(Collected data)
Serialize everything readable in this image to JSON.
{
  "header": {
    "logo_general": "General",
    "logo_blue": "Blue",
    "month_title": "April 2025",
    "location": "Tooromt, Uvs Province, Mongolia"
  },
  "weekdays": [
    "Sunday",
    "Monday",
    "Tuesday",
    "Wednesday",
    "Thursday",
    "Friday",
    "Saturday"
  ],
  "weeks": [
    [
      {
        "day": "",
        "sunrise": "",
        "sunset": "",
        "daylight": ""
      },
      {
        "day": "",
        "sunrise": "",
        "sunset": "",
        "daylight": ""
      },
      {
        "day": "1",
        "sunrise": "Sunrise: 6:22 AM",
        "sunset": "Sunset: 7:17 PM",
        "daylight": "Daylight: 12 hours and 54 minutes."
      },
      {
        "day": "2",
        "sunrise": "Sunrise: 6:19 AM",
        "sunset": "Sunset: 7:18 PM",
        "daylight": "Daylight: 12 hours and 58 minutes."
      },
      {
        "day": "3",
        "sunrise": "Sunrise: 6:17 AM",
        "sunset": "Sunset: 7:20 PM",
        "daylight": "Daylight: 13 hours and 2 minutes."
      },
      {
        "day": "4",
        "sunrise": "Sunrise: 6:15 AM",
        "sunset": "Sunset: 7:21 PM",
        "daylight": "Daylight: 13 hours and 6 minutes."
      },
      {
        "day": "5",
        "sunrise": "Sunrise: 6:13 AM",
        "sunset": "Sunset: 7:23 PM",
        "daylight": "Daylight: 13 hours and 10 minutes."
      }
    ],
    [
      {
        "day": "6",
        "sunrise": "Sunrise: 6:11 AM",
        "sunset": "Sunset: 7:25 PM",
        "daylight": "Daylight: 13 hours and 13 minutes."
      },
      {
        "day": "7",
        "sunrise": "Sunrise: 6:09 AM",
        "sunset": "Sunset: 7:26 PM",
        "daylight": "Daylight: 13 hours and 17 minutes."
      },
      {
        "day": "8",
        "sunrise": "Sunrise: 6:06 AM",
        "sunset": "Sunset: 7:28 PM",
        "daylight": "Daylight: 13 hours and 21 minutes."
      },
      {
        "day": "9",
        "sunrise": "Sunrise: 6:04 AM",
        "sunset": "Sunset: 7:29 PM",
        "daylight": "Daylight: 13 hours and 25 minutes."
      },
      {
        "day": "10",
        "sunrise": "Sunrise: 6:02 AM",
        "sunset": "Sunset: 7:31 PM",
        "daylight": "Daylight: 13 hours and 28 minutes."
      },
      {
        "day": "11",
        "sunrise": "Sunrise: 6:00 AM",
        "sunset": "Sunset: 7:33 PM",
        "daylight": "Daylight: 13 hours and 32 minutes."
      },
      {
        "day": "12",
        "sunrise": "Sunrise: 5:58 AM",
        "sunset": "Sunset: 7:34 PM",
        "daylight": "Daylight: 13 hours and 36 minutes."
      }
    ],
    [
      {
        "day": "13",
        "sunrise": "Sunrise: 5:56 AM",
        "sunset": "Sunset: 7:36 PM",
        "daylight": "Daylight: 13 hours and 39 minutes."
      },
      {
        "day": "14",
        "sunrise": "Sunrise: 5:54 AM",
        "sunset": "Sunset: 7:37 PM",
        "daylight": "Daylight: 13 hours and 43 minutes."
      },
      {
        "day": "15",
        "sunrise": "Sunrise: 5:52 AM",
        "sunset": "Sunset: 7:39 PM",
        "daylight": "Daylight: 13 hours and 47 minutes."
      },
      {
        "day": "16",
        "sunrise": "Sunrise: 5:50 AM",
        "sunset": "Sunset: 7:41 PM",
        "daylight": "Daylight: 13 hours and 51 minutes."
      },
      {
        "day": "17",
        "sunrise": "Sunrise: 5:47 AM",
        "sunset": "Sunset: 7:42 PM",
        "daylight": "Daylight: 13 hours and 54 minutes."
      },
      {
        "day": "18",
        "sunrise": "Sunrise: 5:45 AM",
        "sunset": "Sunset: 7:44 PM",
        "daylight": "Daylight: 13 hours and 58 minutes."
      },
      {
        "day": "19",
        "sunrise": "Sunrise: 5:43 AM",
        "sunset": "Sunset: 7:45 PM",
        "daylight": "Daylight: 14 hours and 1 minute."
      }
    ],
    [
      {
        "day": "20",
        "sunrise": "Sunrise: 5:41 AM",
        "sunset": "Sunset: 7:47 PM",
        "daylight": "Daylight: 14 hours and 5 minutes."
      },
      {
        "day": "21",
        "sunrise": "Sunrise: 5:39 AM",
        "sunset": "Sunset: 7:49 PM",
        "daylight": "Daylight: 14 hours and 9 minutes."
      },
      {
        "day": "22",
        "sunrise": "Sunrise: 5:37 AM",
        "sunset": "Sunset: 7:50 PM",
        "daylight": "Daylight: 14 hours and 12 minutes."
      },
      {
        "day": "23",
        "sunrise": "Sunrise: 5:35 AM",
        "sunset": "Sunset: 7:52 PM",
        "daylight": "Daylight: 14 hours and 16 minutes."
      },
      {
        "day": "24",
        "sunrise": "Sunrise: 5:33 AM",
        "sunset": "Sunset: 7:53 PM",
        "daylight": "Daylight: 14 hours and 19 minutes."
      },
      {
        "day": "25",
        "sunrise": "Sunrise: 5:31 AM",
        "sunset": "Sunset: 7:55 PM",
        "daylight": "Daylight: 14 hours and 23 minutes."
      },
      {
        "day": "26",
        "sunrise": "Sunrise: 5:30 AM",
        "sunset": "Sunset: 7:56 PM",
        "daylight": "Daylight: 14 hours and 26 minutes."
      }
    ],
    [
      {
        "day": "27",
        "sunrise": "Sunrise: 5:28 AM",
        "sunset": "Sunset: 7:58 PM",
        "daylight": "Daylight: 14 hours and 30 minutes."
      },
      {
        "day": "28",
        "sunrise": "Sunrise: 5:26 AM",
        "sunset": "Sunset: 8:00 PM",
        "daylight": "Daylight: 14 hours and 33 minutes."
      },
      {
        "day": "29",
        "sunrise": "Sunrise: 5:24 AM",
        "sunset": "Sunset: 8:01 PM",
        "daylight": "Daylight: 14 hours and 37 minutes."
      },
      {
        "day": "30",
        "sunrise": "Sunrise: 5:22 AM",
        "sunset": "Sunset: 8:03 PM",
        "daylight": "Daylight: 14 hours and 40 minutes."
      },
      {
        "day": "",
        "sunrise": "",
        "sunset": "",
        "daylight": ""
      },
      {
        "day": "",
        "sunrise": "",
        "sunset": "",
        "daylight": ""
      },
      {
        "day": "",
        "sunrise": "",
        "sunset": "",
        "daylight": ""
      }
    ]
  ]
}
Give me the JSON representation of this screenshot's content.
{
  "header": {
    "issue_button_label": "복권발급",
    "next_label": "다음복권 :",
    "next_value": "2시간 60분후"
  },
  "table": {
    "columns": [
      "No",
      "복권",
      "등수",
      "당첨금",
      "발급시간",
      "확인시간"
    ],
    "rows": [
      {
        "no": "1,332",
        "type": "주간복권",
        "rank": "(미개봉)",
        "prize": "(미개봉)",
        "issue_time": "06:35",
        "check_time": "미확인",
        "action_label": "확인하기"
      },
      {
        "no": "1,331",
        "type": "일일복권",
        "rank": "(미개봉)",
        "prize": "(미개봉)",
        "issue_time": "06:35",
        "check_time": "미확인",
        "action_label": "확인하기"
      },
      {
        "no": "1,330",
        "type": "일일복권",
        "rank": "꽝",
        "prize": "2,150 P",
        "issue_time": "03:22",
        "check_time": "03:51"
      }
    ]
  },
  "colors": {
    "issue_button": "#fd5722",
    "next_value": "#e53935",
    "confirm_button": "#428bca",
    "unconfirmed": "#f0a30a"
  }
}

* _Written exercise_
Look through the entries above. Extract each line with the word "JSON".

* _Output for this exercise_
Serialize everything readable in this image to JSON.
Give me the JSON representation of this screenshot's content.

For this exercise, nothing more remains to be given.